_What you will do_. In the material below, the lines containing the word "JSON" are required; copy each of them.

==============================

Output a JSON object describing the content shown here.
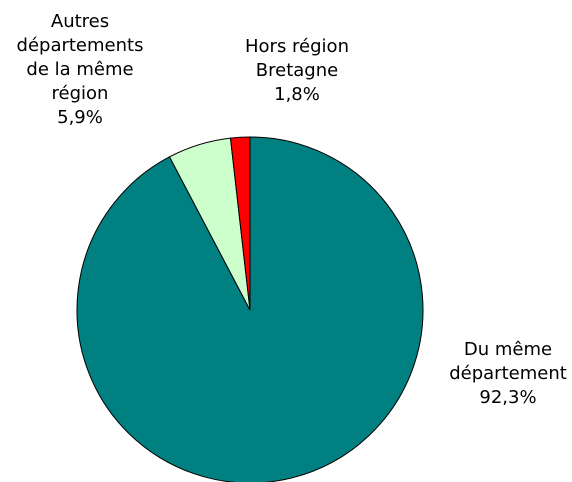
{
  "chart_data": {
    "type": "pie",
    "categories": [
      [
        "Du même",
        "département"
      ],
      [
        "Autres",
        "départements",
        "de la même",
        "région"
      ],
      [
        "Hors région",
        "Bretagne"
      ]
    ],
    "values": [
      92.3,
      5.9,
      1.8
    ],
    "value_labels": [
      "92,3%",
      "5,9%",
      "1,8%"
    ],
    "colors": [
      "#008080",
      "#ccffcc",
      "#ff0000"
    ]
  }
}
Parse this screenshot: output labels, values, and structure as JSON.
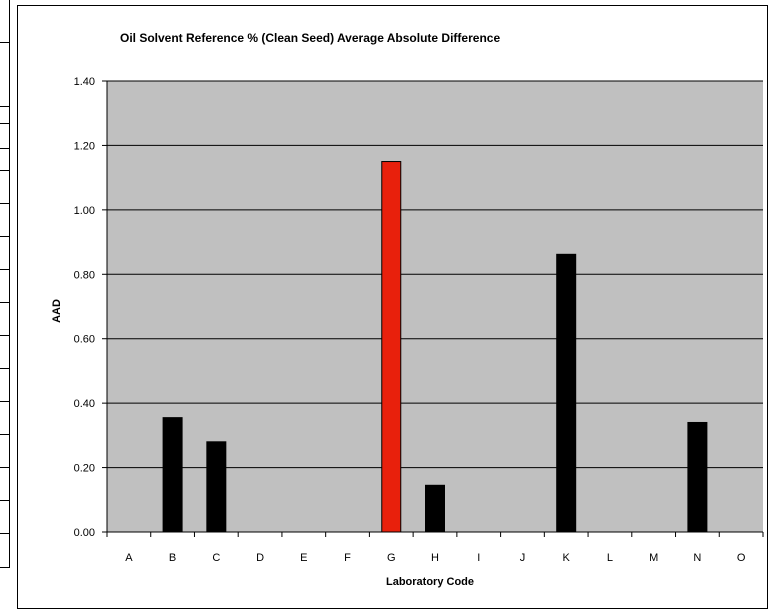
{
  "chart_data": {
    "type": "bar",
    "title": "Oil Solvent Reference % (Clean Seed) Average Absolute Difference",
    "xlabel": "Laboratory Code",
    "ylabel": "AAD",
    "categories": [
      "A",
      "B",
      "C",
      "D",
      "E",
      "F",
      "G",
      "H",
      "I",
      "J",
      "K",
      "L",
      "M",
      "N",
      "O"
    ],
    "values": [
      0,
      0.355,
      0.28,
      0,
      0,
      0,
      1.15,
      0.145,
      0,
      0,
      0.862,
      0,
      0,
      0.34,
      0
    ],
    "highlight_index": 6,
    "ylim": [
      0,
      1.4
    ],
    "yticks": [
      "0.00",
      "0.20",
      "0.40",
      "0.60",
      "0.80",
      "1.00",
      "1.20",
      "1.40"
    ],
    "grid": true,
    "legend": "none",
    "colors": {
      "bar": "#000000",
      "highlight": "#e8200c",
      "plot_background": "#c0c0c0",
      "gridline": "#000000"
    }
  }
}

==============================

_Exercise output_.
Output a JSON object describing the content shown here.
Parse this screenshot: output labels, values, and structure as JSON.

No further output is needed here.